AIM: Reproduce word for word every line from the first down through the one containing "cell-title: Wi-Fi Calling [36, 545, 471, 566]", with both ends included.

RECORDS PROVIDED:

---

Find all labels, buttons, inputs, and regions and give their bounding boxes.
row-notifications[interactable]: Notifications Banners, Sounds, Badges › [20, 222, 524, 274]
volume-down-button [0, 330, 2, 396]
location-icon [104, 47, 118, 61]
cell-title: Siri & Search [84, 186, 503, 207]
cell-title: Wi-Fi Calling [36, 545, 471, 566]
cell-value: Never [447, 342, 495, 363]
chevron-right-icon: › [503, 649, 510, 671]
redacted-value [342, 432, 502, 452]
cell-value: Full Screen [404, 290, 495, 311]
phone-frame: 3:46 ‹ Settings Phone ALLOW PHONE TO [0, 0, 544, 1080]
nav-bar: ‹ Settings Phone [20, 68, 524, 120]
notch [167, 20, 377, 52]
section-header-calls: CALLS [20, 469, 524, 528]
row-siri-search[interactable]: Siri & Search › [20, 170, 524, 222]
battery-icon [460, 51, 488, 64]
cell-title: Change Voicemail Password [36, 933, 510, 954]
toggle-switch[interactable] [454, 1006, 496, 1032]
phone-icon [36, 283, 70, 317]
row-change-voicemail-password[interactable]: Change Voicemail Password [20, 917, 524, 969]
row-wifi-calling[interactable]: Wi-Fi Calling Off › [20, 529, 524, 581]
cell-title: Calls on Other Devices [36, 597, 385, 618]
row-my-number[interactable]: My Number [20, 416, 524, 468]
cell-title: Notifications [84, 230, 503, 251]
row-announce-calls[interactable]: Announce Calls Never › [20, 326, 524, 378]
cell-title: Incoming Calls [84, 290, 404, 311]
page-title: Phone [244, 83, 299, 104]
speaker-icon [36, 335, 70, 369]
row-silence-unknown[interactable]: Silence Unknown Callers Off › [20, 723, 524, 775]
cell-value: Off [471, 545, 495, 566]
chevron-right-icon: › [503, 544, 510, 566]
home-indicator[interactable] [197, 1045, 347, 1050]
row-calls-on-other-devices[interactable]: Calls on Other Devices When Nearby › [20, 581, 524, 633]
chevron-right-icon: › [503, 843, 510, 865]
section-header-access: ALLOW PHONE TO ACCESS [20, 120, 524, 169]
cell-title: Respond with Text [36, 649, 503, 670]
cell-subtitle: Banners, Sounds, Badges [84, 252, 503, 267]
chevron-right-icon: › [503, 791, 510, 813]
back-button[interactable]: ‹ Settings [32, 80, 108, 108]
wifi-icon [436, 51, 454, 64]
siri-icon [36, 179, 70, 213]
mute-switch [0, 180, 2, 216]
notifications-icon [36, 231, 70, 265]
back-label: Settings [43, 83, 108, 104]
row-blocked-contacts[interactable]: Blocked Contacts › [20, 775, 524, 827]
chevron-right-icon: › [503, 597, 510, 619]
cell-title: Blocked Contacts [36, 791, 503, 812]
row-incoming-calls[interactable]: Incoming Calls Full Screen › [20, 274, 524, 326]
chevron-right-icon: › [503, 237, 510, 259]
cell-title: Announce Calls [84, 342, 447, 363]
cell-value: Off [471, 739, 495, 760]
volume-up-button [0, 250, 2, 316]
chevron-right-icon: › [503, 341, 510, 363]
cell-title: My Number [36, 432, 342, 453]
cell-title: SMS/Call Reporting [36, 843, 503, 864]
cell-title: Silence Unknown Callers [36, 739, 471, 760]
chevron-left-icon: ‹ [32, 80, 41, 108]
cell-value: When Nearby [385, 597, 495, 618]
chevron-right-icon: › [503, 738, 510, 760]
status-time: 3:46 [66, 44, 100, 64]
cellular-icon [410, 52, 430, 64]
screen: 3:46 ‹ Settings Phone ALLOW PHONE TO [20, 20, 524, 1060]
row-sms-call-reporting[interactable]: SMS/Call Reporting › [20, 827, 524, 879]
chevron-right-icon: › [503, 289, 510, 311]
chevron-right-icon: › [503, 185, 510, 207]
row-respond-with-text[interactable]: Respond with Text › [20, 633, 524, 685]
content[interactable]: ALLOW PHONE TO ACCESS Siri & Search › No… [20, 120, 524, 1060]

---

SOLUTION FOR THIS TASK:
Find all labels, buttons, inputs, and regions and give their bounding boxes.
row-notifications[interactable]: Notifications Banners, Sounds, Badges › [20, 222, 524, 274]
volume-down-button [0, 330, 2, 396]
location-icon [104, 47, 118, 61]
cell-title: Siri & Search [84, 186, 503, 207]
cell-title: Wi-Fi Calling [36, 545, 471, 566]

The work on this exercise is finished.